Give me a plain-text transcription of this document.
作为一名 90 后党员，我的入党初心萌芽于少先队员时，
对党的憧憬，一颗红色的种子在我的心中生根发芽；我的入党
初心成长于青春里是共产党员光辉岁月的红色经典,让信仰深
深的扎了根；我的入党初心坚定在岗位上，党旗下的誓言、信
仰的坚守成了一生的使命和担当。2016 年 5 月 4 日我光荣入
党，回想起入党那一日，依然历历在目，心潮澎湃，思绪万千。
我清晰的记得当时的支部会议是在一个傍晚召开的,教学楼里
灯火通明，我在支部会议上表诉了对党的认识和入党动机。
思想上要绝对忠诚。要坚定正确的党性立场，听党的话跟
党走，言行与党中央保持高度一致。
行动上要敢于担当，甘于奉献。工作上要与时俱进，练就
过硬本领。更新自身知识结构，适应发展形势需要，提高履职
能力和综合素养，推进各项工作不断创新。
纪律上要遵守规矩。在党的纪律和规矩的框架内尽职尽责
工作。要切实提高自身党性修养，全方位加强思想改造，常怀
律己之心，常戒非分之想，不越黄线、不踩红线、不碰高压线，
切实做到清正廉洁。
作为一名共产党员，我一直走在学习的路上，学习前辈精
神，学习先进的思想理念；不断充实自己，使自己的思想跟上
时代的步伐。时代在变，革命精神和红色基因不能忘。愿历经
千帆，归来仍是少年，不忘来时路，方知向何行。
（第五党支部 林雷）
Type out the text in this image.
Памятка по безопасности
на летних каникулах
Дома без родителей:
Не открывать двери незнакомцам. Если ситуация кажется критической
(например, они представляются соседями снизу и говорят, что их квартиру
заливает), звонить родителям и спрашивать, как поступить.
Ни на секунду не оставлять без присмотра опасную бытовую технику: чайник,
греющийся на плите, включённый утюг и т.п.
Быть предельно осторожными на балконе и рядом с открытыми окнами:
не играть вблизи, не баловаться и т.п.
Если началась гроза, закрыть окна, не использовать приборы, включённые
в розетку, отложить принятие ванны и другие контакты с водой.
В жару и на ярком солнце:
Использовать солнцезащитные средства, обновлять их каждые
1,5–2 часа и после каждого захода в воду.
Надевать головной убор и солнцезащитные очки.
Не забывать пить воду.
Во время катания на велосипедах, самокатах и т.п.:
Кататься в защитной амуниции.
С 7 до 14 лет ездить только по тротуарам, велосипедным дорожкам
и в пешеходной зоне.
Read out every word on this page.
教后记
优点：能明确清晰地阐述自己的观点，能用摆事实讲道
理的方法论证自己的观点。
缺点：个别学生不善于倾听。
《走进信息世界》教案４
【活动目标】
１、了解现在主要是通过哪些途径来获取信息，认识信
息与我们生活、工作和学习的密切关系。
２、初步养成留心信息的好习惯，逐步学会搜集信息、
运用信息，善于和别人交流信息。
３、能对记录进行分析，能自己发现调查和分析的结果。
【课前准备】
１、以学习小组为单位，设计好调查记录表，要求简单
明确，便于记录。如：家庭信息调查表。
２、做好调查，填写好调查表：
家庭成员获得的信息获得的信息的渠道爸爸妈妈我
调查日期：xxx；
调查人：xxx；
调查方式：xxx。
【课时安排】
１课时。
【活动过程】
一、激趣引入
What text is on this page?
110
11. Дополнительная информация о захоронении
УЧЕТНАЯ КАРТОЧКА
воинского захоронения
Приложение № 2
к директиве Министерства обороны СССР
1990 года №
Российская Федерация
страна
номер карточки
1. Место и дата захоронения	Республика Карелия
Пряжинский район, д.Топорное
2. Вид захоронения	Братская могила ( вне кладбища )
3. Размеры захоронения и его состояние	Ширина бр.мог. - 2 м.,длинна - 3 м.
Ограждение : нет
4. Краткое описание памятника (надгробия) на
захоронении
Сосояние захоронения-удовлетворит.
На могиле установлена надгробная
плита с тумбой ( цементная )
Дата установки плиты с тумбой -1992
================================
Aim of the task |
Transcribe the full listing above without leaving anything out.

Solution to the problem |
Give me a plain-text transcription of this document.
作为一名 90 后党员，我的入党初心萌芽于少先队员时，
对党的憧憬，一颗红色的种子在我的心中生根发芽；我的入党
初心成长于青春里是共产党员光辉岁月的红色经典,让信仰深
深的扎了根；我的入党初心坚定在岗位上，党旗下的誓言、信
仰的坚守成了一生的使命和担当。2016 年 5 月 4 日我光荣入
党，回想起入党那一日，依然历历在目，心潮澎湃，思绪万千。
我清晰的记得当时的支部会议是在一个傍晚召开的,教学楼里
灯火通明，我在支部会议上表诉了对党的认识和入党动机。
思想上要绝对忠诚。要坚定正确的党性立场，听党的话跟
党走，言行与党中央保持高度一致。
行动上要敢于担当，甘于奉献。工作上要与时俱进，练就
过硬本领。更新自身知识结构，适应发展形势需要，提高履职
能力和综合素养，推进各项工作不断创新。
纪律上要遵守规矩。在党的纪律和规矩的框架内尽职尽责
工作。要切实提高自身党性修养，全方位加强思想改造，常怀
律己之心，常戒非分之想，不越黄线、不踩红线、不碰高压线，
切实做到清正廉洁。
作为一名共产党员，我一直走在学习的路上，学习前辈精
神，学习先进的思想理念；不断充实自己，使自己的思想跟上
时代的步伐。时代在变，革命精神和红色基因不能忘。愿历经
千帆，归来仍是少年，不忘来时路，方知向何行。
（第五党支部 林雷）
Type out the text in this image.
Памятка по безопасности
на летних каникулах
Дома без родителей:
Не открывать двери незнакомцам. Если ситуация кажется критической
(например, они представляются соседями снизу и говорят, что их квартиру
заливает), звонить родителям и спрашивать, как поступить.
Ни на секунду не оставлять без присмотра опасную бытовую технику: чайник,
греющийся на плите, включённый утюг и т.п.
Быть предельно осторожными на балконе и рядом с открытыми окнами:
не играть вблизи, не баловаться и т.п.
Если началась гроза, закрыть окна, не использовать приборы, включённые
в розетку, отложить принятие ванны и другие контакты с водой.
В жару и на ярком солнце:
Использовать солнцезащитные средства, обновлять их каждые
1,5–2 часа и после каждого захода в воду.
Надевать головной убор и солнцезащитные очки.
Не забывать пить воду.
Во время катания на велосипедах, самокатах и т.п.:
Кататься в защитной амуниции.
С 7 до 14 лет ездить только по тротуарам, велосипедным дорожкам
и в пешеходной зоне.
Read out every word on this page.
教后记
优点：能明确清晰地阐述自己的观点，能用摆事实讲道
理的方法论证自己的观点。
缺点：个别学生不善于倾听。
《走进信息世界》教案４
【活动目标】
１、了解现在主要是通过哪些途径来获取信息，认识信
息与我们生活、工作和学习的密切关系。
２、初步养成留心信息的好习惯，逐步学会搜集信息、
运用信息，善于和别人交流信息。
３、能对记录进行分析，能自己发现调查和分析的结果。
【课前准备】
１、以学习小组为单位，设计好调查记录表，要求简单
明确，便于记录。如：家庭信息调查表。
２、做好调查，填写好调查表：
家庭成员获得的信息获得的信息的渠道爸爸妈妈我
调查日期：xxx；
调查人：xxx；
调查方式：xxx。
【课时安排】
１课时。
【活动过程】
一、激趣引入
What text is on this page?
110
11. Дополнительная информация о захоронении
УЧЕТНАЯ КАРТОЧКА
воинского захоронения
Приложение № 2
к директиве Министерства обороны СССР
1990 года №
Российская Федерация
страна
номер карточки
1. Место и дата захоронения	Республика Карелия
Пряжинский район, д.Топорное
2. Вид захоронения	Братская могила ( вне кладбища )
3. Размеры захоронения и его состояние	Ширина бр.мог. - 2 м.,длинна - 3 м.
Ограждение : нет
4. Краткое описание памятника (надгробия) на
захоронении
Сосояние захоронения-удовлетворит.
На могиле установлена надгробная
плита с тумбой ( цементная )
Дата установки плиты с тумбой -1992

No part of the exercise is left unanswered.